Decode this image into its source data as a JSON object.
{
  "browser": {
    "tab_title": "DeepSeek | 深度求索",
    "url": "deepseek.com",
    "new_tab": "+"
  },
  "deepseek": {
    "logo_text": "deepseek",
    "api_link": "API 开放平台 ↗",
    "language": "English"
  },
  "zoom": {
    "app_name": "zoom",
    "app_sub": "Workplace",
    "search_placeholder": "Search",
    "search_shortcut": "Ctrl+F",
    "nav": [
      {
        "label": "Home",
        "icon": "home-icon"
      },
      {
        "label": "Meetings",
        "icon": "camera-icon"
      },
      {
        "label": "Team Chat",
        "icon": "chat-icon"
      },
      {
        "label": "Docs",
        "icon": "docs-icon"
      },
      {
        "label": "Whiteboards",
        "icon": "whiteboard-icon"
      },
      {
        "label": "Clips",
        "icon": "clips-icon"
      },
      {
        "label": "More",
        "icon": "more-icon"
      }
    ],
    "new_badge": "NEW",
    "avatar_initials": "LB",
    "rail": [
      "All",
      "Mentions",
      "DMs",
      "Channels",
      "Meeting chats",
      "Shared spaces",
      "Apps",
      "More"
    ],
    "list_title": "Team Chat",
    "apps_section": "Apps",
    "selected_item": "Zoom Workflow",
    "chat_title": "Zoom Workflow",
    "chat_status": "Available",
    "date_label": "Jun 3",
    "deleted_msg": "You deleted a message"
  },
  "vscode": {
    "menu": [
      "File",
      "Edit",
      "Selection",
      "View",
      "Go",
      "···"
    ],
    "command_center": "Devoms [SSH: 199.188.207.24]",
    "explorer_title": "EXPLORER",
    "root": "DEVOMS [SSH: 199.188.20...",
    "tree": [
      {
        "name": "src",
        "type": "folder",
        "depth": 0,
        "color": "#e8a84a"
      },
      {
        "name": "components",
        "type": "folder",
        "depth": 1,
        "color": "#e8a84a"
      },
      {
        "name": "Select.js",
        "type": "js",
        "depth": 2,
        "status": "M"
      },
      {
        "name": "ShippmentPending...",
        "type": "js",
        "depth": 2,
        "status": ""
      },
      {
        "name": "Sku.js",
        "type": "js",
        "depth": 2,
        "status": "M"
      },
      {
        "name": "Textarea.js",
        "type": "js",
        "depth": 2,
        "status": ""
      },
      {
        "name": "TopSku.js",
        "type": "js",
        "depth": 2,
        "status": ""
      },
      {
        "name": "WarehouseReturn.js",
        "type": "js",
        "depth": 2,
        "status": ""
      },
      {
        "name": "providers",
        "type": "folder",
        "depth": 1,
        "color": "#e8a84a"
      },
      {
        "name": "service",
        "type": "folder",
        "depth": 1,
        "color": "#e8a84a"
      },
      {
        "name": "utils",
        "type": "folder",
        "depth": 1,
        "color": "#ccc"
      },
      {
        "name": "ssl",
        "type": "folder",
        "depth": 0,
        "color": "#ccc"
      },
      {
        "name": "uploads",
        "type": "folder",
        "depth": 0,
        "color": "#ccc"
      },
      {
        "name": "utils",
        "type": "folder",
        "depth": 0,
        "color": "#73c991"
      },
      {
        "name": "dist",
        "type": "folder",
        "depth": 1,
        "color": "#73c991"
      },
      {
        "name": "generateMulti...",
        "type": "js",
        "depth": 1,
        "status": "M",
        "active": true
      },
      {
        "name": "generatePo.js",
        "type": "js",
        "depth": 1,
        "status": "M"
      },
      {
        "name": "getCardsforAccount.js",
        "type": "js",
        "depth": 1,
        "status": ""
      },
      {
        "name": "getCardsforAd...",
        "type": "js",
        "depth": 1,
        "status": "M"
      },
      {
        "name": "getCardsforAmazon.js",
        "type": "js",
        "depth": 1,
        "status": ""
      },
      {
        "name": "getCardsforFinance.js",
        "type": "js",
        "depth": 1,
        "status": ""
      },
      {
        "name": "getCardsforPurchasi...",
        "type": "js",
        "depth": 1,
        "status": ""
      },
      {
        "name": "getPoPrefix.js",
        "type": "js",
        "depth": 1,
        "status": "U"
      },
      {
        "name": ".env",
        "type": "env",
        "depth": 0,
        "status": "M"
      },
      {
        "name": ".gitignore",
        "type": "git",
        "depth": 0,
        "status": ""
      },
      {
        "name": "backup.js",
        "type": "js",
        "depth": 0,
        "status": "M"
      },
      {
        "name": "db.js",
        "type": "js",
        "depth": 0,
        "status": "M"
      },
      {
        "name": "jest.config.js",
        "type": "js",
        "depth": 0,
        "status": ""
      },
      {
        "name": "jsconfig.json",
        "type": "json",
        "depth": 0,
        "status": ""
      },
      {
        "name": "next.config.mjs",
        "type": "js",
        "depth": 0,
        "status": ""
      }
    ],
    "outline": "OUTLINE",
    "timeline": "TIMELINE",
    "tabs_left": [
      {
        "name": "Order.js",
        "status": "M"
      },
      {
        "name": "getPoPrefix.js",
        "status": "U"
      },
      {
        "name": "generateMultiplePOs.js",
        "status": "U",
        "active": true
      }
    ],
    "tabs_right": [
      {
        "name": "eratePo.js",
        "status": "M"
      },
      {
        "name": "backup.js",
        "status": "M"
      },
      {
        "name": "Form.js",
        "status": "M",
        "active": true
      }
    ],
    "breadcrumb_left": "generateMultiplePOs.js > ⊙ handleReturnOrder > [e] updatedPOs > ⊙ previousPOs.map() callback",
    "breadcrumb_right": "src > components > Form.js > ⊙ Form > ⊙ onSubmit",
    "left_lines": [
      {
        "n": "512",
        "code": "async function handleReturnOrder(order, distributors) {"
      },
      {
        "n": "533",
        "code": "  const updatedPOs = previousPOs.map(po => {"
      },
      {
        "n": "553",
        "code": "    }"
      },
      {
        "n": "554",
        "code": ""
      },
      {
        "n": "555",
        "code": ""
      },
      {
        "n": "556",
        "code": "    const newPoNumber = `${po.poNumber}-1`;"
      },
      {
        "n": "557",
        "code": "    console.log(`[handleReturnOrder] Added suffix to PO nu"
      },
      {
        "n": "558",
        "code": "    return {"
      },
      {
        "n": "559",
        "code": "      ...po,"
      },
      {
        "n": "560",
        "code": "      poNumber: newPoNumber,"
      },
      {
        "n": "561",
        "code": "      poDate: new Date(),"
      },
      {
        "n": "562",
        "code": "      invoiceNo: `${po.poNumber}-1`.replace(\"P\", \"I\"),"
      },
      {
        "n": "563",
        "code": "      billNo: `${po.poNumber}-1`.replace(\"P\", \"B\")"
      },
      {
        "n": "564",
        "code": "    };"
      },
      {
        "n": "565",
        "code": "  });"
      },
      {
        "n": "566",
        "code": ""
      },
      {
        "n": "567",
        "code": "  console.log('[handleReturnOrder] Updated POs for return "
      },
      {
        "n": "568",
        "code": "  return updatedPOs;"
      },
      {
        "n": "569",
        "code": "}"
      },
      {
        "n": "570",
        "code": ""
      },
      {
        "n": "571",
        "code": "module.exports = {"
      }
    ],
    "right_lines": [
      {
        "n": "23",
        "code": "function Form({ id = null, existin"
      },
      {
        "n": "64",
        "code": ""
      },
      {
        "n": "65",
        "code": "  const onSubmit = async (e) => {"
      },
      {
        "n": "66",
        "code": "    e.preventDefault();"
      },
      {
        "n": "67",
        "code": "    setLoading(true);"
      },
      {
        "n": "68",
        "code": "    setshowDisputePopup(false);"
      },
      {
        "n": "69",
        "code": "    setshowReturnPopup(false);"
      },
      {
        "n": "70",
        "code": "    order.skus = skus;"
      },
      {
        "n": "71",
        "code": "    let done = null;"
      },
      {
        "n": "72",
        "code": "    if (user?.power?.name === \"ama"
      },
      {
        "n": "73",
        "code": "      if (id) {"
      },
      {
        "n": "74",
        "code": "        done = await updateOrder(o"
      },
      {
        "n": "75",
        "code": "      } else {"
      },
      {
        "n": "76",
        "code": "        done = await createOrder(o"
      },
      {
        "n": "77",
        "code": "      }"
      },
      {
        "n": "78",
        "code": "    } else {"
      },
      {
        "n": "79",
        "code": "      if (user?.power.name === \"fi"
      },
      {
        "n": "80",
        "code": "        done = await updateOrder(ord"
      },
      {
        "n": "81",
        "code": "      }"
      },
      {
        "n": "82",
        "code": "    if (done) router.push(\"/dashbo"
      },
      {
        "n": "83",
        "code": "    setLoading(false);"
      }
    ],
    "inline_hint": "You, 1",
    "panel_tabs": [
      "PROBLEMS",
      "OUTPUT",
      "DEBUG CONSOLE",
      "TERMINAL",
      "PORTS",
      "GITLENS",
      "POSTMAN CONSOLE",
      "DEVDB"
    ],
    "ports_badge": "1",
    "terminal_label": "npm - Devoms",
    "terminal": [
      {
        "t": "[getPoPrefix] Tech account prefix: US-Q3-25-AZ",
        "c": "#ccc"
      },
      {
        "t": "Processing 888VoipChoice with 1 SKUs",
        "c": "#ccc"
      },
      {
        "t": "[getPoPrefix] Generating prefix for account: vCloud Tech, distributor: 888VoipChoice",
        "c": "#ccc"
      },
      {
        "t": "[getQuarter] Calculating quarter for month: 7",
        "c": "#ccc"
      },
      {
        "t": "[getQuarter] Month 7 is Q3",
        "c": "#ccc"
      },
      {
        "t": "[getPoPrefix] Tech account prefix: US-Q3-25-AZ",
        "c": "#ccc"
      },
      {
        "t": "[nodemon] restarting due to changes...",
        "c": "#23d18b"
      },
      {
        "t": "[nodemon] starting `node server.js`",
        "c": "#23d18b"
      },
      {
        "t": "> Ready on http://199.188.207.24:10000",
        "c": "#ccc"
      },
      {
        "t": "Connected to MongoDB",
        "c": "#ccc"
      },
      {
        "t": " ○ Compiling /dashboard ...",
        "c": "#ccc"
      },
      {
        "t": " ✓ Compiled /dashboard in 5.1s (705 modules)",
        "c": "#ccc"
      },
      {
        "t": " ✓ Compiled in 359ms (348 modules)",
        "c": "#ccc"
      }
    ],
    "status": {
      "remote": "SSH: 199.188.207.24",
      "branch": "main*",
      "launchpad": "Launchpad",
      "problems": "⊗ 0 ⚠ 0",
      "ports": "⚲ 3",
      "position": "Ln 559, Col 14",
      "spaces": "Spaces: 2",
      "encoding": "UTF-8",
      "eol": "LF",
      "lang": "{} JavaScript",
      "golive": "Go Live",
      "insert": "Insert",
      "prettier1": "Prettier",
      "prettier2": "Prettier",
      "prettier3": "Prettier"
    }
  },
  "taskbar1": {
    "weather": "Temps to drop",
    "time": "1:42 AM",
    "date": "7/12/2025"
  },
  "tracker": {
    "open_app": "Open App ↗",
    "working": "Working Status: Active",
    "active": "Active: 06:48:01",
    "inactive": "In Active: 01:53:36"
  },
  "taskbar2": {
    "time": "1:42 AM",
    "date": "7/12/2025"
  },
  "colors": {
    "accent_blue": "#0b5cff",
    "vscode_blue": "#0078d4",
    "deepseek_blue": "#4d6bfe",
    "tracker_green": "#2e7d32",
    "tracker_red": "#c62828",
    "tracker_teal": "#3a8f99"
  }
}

----------

» PROBLEM DESCRIPTION:
How many lines of these entries hold the string "Workflow"? Answer with the number alone.

» FULL OUTPUT:
2